Your task is to restate the data word for word.

(Stored records)
-=-=-

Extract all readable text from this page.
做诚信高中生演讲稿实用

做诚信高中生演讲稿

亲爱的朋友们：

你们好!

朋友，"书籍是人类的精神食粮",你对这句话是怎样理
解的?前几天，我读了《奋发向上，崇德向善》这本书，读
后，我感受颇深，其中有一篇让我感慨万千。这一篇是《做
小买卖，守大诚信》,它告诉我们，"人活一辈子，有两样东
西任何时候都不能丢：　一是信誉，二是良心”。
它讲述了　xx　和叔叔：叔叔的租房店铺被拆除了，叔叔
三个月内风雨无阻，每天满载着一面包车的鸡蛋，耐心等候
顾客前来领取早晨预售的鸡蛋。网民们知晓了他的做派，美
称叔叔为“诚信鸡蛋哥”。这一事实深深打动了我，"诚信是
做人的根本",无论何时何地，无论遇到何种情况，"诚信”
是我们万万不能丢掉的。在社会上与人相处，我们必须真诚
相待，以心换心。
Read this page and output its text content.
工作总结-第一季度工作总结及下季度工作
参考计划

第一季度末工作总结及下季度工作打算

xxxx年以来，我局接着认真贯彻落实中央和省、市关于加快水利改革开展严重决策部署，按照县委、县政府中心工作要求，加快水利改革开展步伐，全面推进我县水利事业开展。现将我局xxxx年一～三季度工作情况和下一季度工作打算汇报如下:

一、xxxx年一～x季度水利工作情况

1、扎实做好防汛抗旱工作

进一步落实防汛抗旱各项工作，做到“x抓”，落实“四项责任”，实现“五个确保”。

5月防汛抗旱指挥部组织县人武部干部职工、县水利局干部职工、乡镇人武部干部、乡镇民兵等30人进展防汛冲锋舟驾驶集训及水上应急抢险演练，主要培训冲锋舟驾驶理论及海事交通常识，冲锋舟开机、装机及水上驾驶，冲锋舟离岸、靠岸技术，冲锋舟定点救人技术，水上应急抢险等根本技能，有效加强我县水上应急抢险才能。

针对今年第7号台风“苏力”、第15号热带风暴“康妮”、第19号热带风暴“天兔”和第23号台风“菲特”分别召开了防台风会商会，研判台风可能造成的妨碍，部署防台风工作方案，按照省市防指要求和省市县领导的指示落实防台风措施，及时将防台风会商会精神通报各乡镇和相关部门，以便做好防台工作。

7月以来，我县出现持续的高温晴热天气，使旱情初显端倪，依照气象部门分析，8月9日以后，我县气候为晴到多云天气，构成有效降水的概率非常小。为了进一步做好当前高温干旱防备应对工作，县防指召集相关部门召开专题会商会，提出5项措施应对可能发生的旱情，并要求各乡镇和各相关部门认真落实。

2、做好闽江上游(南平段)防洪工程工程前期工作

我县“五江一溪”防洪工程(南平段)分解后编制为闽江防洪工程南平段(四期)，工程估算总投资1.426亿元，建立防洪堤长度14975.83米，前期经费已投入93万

-=-=-

Exercise answer
Extract all readable text from this page.
做诚信高中生演讲稿实用

做诚信高中生演讲稿

亲爱的朋友们：

你们好!

朋友，"书籍是人类的精神食粮",你对这句话是怎样理
解的?前几天，我读了《奋发向上，崇德向善》这本书，读
后，我感受颇深，其中有一篇让我感慨万千。这一篇是《做
小买卖，守大诚信》,它告诉我们，"人活一辈子，有两样东
西任何时候都不能丢：　一是信誉，二是良心”。
它讲述了　xx　和叔叔：叔叔的租房店铺被拆除了，叔叔
三个月内风雨无阻，每天满载着一面包车的鸡蛋，耐心等候
顾客前来领取早晨预售的鸡蛋。网民们知晓了他的做派，美
称叔叔为“诚信鸡蛋哥”。这一事实深深打动了我，"诚信是
做人的根本",无论何时何地，无论遇到何种情况，"诚信”
是我们万万不能丢掉的。在社会上与人相处，我们必须真诚
相待，以心换心。
Read this page and output its text content.
工作总结-第一季度工作总结及下季度工作
参考计划

第一季度末工作总结及下季度工作打算

xxxx年以来，我局接着认真贯彻落实中央和省、市关于加快水利改革开展严重决策部署，按照县委、县政府中心工作要求，加快水利改革开展步伐，全面推进我县水利事业开展。现将我局xxxx年一～三季度工作情况和下一季度工作打算汇报如下:

一、xxxx年一～x季度水利工作情况

1、扎实做好防汛抗旱工作

进一步落实防汛抗旱各项工作，做到“x抓”，落实“四项责任”，实现“五个确保”。

5月防汛抗旱指挥部组织县人武部干部职工、县水利局干部职工、乡镇人武部干部、乡镇民兵等30人进展防汛冲锋舟驾驶集训及水上应急抢险演练，主要培训冲锋舟驾驶理论及海事交通常识，冲锋舟开机、装机及水上驾驶，冲锋舟离岸、靠岸技术，冲锋舟定点救人技术，水上应急抢险等根本技能，有效加强我县水上应急抢险才能。

针对今年第7号台风“苏力”、第15号热带风暴“康妮”、第19号热带风暴“天兔”和第23号台风“菲特”分别召开了防台风会商会，研判台风可能造成的妨碍，部署防台风工作方案，按照省市防指要求和省市县领导的指示落实防台风措施，及时将防台风会商会精神通报各乡镇和相关部门，以便做好防台工作。

7月以来，我县出现持续的高温晴热天气，使旱情初显端倪，依照气象部门分析，8月9日以后，我县气候为晴到多云天气，构成有效降水的概率非常小。为了进一步做好当前高温干旱防备应对工作，县防指召集相关部门召开专题会商会，提出5项措施应对可能发生的旱情，并要求各乡镇和各相关部门认真落实。

2、做好闽江上游(南平段)防洪工程工程前期工作

我县“五江一溪”防洪工程(南平段)分解后编制为闽江防洪工程南平段(四期)，工程估算总投资1.426亿元，建立防洪堤长度14975.83米，前期经费已投入93万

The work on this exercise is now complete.